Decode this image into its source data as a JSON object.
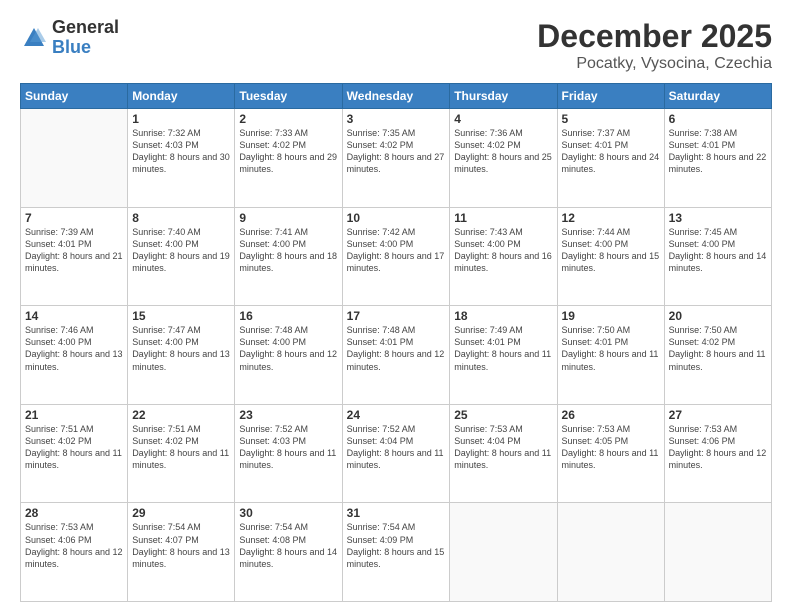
{
  "logo": {
    "general": "General",
    "blue": "Blue"
  },
  "header": {
    "month": "December 2025",
    "location": "Pocatky, Vysocina, Czechia"
  },
  "weekdays": [
    "Sunday",
    "Monday",
    "Tuesday",
    "Wednesday",
    "Thursday",
    "Friday",
    "Saturday"
  ],
  "weeks": [
    [
      {
        "day": "",
        "sunrise": "",
        "sunset": "",
        "daylight": ""
      },
      {
        "day": "1",
        "sunrise": "Sunrise: 7:32 AM",
        "sunset": "Sunset: 4:03 PM",
        "daylight": "Daylight: 8 hours and 30 minutes."
      },
      {
        "day": "2",
        "sunrise": "Sunrise: 7:33 AM",
        "sunset": "Sunset: 4:02 PM",
        "daylight": "Daylight: 8 hours and 29 minutes."
      },
      {
        "day": "3",
        "sunrise": "Sunrise: 7:35 AM",
        "sunset": "Sunset: 4:02 PM",
        "daylight": "Daylight: 8 hours and 27 minutes."
      },
      {
        "day": "4",
        "sunrise": "Sunrise: 7:36 AM",
        "sunset": "Sunset: 4:02 PM",
        "daylight": "Daylight: 8 hours and 25 minutes."
      },
      {
        "day": "5",
        "sunrise": "Sunrise: 7:37 AM",
        "sunset": "Sunset: 4:01 PM",
        "daylight": "Daylight: 8 hours and 24 minutes."
      },
      {
        "day": "6",
        "sunrise": "Sunrise: 7:38 AM",
        "sunset": "Sunset: 4:01 PM",
        "daylight": "Daylight: 8 hours and 22 minutes."
      }
    ],
    [
      {
        "day": "7",
        "sunrise": "Sunrise: 7:39 AM",
        "sunset": "Sunset: 4:01 PM",
        "daylight": "Daylight: 8 hours and 21 minutes."
      },
      {
        "day": "8",
        "sunrise": "Sunrise: 7:40 AM",
        "sunset": "Sunset: 4:00 PM",
        "daylight": "Daylight: 8 hours and 19 minutes."
      },
      {
        "day": "9",
        "sunrise": "Sunrise: 7:41 AM",
        "sunset": "Sunset: 4:00 PM",
        "daylight": "Daylight: 8 hours and 18 minutes."
      },
      {
        "day": "10",
        "sunrise": "Sunrise: 7:42 AM",
        "sunset": "Sunset: 4:00 PM",
        "daylight": "Daylight: 8 hours and 17 minutes."
      },
      {
        "day": "11",
        "sunrise": "Sunrise: 7:43 AM",
        "sunset": "Sunset: 4:00 PM",
        "daylight": "Daylight: 8 hours and 16 minutes."
      },
      {
        "day": "12",
        "sunrise": "Sunrise: 7:44 AM",
        "sunset": "Sunset: 4:00 PM",
        "daylight": "Daylight: 8 hours and 15 minutes."
      },
      {
        "day": "13",
        "sunrise": "Sunrise: 7:45 AM",
        "sunset": "Sunset: 4:00 PM",
        "daylight": "Daylight: 8 hours and 14 minutes."
      }
    ],
    [
      {
        "day": "14",
        "sunrise": "Sunrise: 7:46 AM",
        "sunset": "Sunset: 4:00 PM",
        "daylight": "Daylight: 8 hours and 13 minutes."
      },
      {
        "day": "15",
        "sunrise": "Sunrise: 7:47 AM",
        "sunset": "Sunset: 4:00 PM",
        "daylight": "Daylight: 8 hours and 13 minutes."
      },
      {
        "day": "16",
        "sunrise": "Sunrise: 7:48 AM",
        "sunset": "Sunset: 4:00 PM",
        "daylight": "Daylight: 8 hours and 12 minutes."
      },
      {
        "day": "17",
        "sunrise": "Sunrise: 7:48 AM",
        "sunset": "Sunset: 4:01 PM",
        "daylight": "Daylight: 8 hours and 12 minutes."
      },
      {
        "day": "18",
        "sunrise": "Sunrise: 7:49 AM",
        "sunset": "Sunset: 4:01 PM",
        "daylight": "Daylight: 8 hours and 11 minutes."
      },
      {
        "day": "19",
        "sunrise": "Sunrise: 7:50 AM",
        "sunset": "Sunset: 4:01 PM",
        "daylight": "Daylight: 8 hours and 11 minutes."
      },
      {
        "day": "20",
        "sunrise": "Sunrise: 7:50 AM",
        "sunset": "Sunset: 4:02 PM",
        "daylight": "Daylight: 8 hours and 11 minutes."
      }
    ],
    [
      {
        "day": "21",
        "sunrise": "Sunrise: 7:51 AM",
        "sunset": "Sunset: 4:02 PM",
        "daylight": "Daylight: 8 hours and 11 minutes."
      },
      {
        "day": "22",
        "sunrise": "Sunrise: 7:51 AM",
        "sunset": "Sunset: 4:02 PM",
        "daylight": "Daylight: 8 hours and 11 minutes."
      },
      {
        "day": "23",
        "sunrise": "Sunrise: 7:52 AM",
        "sunset": "Sunset: 4:03 PM",
        "daylight": "Daylight: 8 hours and 11 minutes."
      },
      {
        "day": "24",
        "sunrise": "Sunrise: 7:52 AM",
        "sunset": "Sunset: 4:04 PM",
        "daylight": "Daylight: 8 hours and 11 minutes."
      },
      {
        "day": "25",
        "sunrise": "Sunrise: 7:53 AM",
        "sunset": "Sunset: 4:04 PM",
        "daylight": "Daylight: 8 hours and 11 minutes."
      },
      {
        "day": "26",
        "sunrise": "Sunrise: 7:53 AM",
        "sunset": "Sunset: 4:05 PM",
        "daylight": "Daylight: 8 hours and 11 minutes."
      },
      {
        "day": "27",
        "sunrise": "Sunrise: 7:53 AM",
        "sunset": "Sunset: 4:06 PM",
        "daylight": "Daylight: 8 hours and 12 minutes."
      }
    ],
    [
      {
        "day": "28",
        "sunrise": "Sunrise: 7:53 AM",
        "sunset": "Sunset: 4:06 PM",
        "daylight": "Daylight: 8 hours and 12 minutes."
      },
      {
        "day": "29",
        "sunrise": "Sunrise: 7:54 AM",
        "sunset": "Sunset: 4:07 PM",
        "daylight": "Daylight: 8 hours and 13 minutes."
      },
      {
        "day": "30",
        "sunrise": "Sunrise: 7:54 AM",
        "sunset": "Sunset: 4:08 PM",
        "daylight": "Daylight: 8 hours and 14 minutes."
      },
      {
        "day": "31",
        "sunrise": "Sunrise: 7:54 AM",
        "sunset": "Sunset: 4:09 PM",
        "daylight": "Daylight: 8 hours and 15 minutes."
      },
      {
        "day": "",
        "sunrise": "",
        "sunset": "",
        "daylight": ""
      },
      {
        "day": "",
        "sunrise": "",
        "sunset": "",
        "daylight": ""
      },
      {
        "day": "",
        "sunrise": "",
        "sunset": "",
        "daylight": ""
      }
    ]
  ]
}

§

**Goal:**
Transcribe the records above verbatim. Do not carry over any picture.

**Exercise solution:**
Decode this image into its source data as a JSON object.
{
  "logo": {
    "general": "General",
    "blue": "Blue"
  },
  "header": {
    "month": "December 2025",
    "location": "Pocatky, Vysocina, Czechia"
  },
  "weekdays": [
    "Sunday",
    "Monday",
    "Tuesday",
    "Wednesday",
    "Thursday",
    "Friday",
    "Saturday"
  ],
  "weeks": [
    [
      {
        "day": "",
        "sunrise": "",
        "sunset": "",
        "daylight": ""
      },
      {
        "day": "1",
        "sunrise": "Sunrise: 7:32 AM",
        "sunset": "Sunset: 4:03 PM",
        "daylight": "Daylight: 8 hours and 30 minutes."
      },
      {
        "day": "2",
        "sunrise": "Sunrise: 7:33 AM",
        "sunset": "Sunset: 4:02 PM",
        "daylight": "Daylight: 8 hours and 29 minutes."
      },
      {
        "day": "3",
        "sunrise": "Sunrise: 7:35 AM",
        "sunset": "Sunset: 4:02 PM",
        "daylight": "Daylight: 8 hours and 27 minutes."
      },
      {
        "day": "4",
        "sunrise": "Sunrise: 7:36 AM",
        "sunset": "Sunset: 4:02 PM",
        "daylight": "Daylight: 8 hours and 25 minutes."
      },
      {
        "day": "5",
        "sunrise": "Sunrise: 7:37 AM",
        "sunset": "Sunset: 4:01 PM",
        "daylight": "Daylight: 8 hours and 24 minutes."
      },
      {
        "day": "6",
        "sunrise": "Sunrise: 7:38 AM",
        "sunset": "Sunset: 4:01 PM",
        "daylight": "Daylight: 8 hours and 22 minutes."
      }
    ],
    [
      {
        "day": "7",
        "sunrise": "Sunrise: 7:39 AM",
        "sunset": "Sunset: 4:01 PM",
        "daylight": "Daylight: 8 hours and 21 minutes."
      },
      {
        "day": "8",
        "sunrise": "Sunrise: 7:40 AM",
        "sunset": "Sunset: 4:00 PM",
        "daylight": "Daylight: 8 hours and 19 minutes."
      },
      {
        "day": "9",
        "sunrise": "Sunrise: 7:41 AM",
        "sunset": "Sunset: 4:00 PM",
        "daylight": "Daylight: 8 hours and 18 minutes."
      },
      {
        "day": "10",
        "sunrise": "Sunrise: 7:42 AM",
        "sunset": "Sunset: 4:00 PM",
        "daylight": "Daylight: 8 hours and 17 minutes."
      },
      {
        "day": "11",
        "sunrise": "Sunrise: 7:43 AM",
        "sunset": "Sunset: 4:00 PM",
        "daylight": "Daylight: 8 hours and 16 minutes."
      },
      {
        "day": "12",
        "sunrise": "Sunrise: 7:44 AM",
        "sunset": "Sunset: 4:00 PM",
        "daylight": "Daylight: 8 hours and 15 minutes."
      },
      {
        "day": "13",
        "sunrise": "Sunrise: 7:45 AM",
        "sunset": "Sunset: 4:00 PM",
        "daylight": "Daylight: 8 hours and 14 minutes."
      }
    ],
    [
      {
        "day": "14",
        "sunrise": "Sunrise: 7:46 AM",
        "sunset": "Sunset: 4:00 PM",
        "daylight": "Daylight: 8 hours and 13 minutes."
      },
      {
        "day": "15",
        "sunrise": "Sunrise: 7:47 AM",
        "sunset": "Sunset: 4:00 PM",
        "daylight": "Daylight: 8 hours and 13 minutes."
      },
      {
        "day": "16",
        "sunrise": "Sunrise: 7:48 AM",
        "sunset": "Sunset: 4:00 PM",
        "daylight": "Daylight: 8 hours and 12 minutes."
      },
      {
        "day": "17",
        "sunrise": "Sunrise: 7:48 AM",
        "sunset": "Sunset: 4:01 PM",
        "daylight": "Daylight: 8 hours and 12 minutes."
      },
      {
        "day": "18",
        "sunrise": "Sunrise: 7:49 AM",
        "sunset": "Sunset: 4:01 PM",
        "daylight": "Daylight: 8 hours and 11 minutes."
      },
      {
        "day": "19",
        "sunrise": "Sunrise: 7:50 AM",
        "sunset": "Sunset: 4:01 PM",
        "daylight": "Daylight: 8 hours and 11 minutes."
      },
      {
        "day": "20",
        "sunrise": "Sunrise: 7:50 AM",
        "sunset": "Sunset: 4:02 PM",
        "daylight": "Daylight: 8 hours and 11 minutes."
      }
    ],
    [
      {
        "day": "21",
        "sunrise": "Sunrise: 7:51 AM",
        "sunset": "Sunset: 4:02 PM",
        "daylight": "Daylight: 8 hours and 11 minutes."
      },
      {
        "day": "22",
        "sunrise": "Sunrise: 7:51 AM",
        "sunset": "Sunset: 4:02 PM",
        "daylight": "Daylight: 8 hours and 11 minutes."
      },
      {
        "day": "23",
        "sunrise": "Sunrise: 7:52 AM",
        "sunset": "Sunset: 4:03 PM",
        "daylight": "Daylight: 8 hours and 11 minutes."
      },
      {
        "day": "24",
        "sunrise": "Sunrise: 7:52 AM",
        "sunset": "Sunset: 4:04 PM",
        "daylight": "Daylight: 8 hours and 11 minutes."
      },
      {
        "day": "25",
        "sunrise": "Sunrise: 7:53 AM",
        "sunset": "Sunset: 4:04 PM",
        "daylight": "Daylight: 8 hours and 11 minutes."
      },
      {
        "day": "26",
        "sunrise": "Sunrise: 7:53 AM",
        "sunset": "Sunset: 4:05 PM",
        "daylight": "Daylight: 8 hours and 11 minutes."
      },
      {
        "day": "27",
        "sunrise": "Sunrise: 7:53 AM",
        "sunset": "Sunset: 4:06 PM",
        "daylight": "Daylight: 8 hours and 12 minutes."
      }
    ],
    [
      {
        "day": "28",
        "sunrise": "Sunrise: 7:53 AM",
        "sunset": "Sunset: 4:06 PM",
        "daylight": "Daylight: 8 hours and 12 minutes."
      },
      {
        "day": "29",
        "sunrise": "Sunrise: 7:54 AM",
        "sunset": "Sunset: 4:07 PM",
        "daylight": "Daylight: 8 hours and 13 minutes."
      },
      {
        "day": "30",
        "sunrise": "Sunrise: 7:54 AM",
        "sunset": "Sunset: 4:08 PM",
        "daylight": "Daylight: 8 hours and 14 minutes."
      },
      {
        "day": "31",
        "sunrise": "Sunrise: 7:54 AM",
        "sunset": "Sunset: 4:09 PM",
        "daylight": "Daylight: 8 hours and 15 minutes."
      },
      {
        "day": "",
        "sunrise": "",
        "sunset": "",
        "daylight": ""
      },
      {
        "day": "",
        "sunrise": "",
        "sunset": "",
        "daylight": ""
      },
      {
        "day": "",
        "sunrise": "",
        "sunset": "",
        "daylight": ""
      }
    ]
  ]
}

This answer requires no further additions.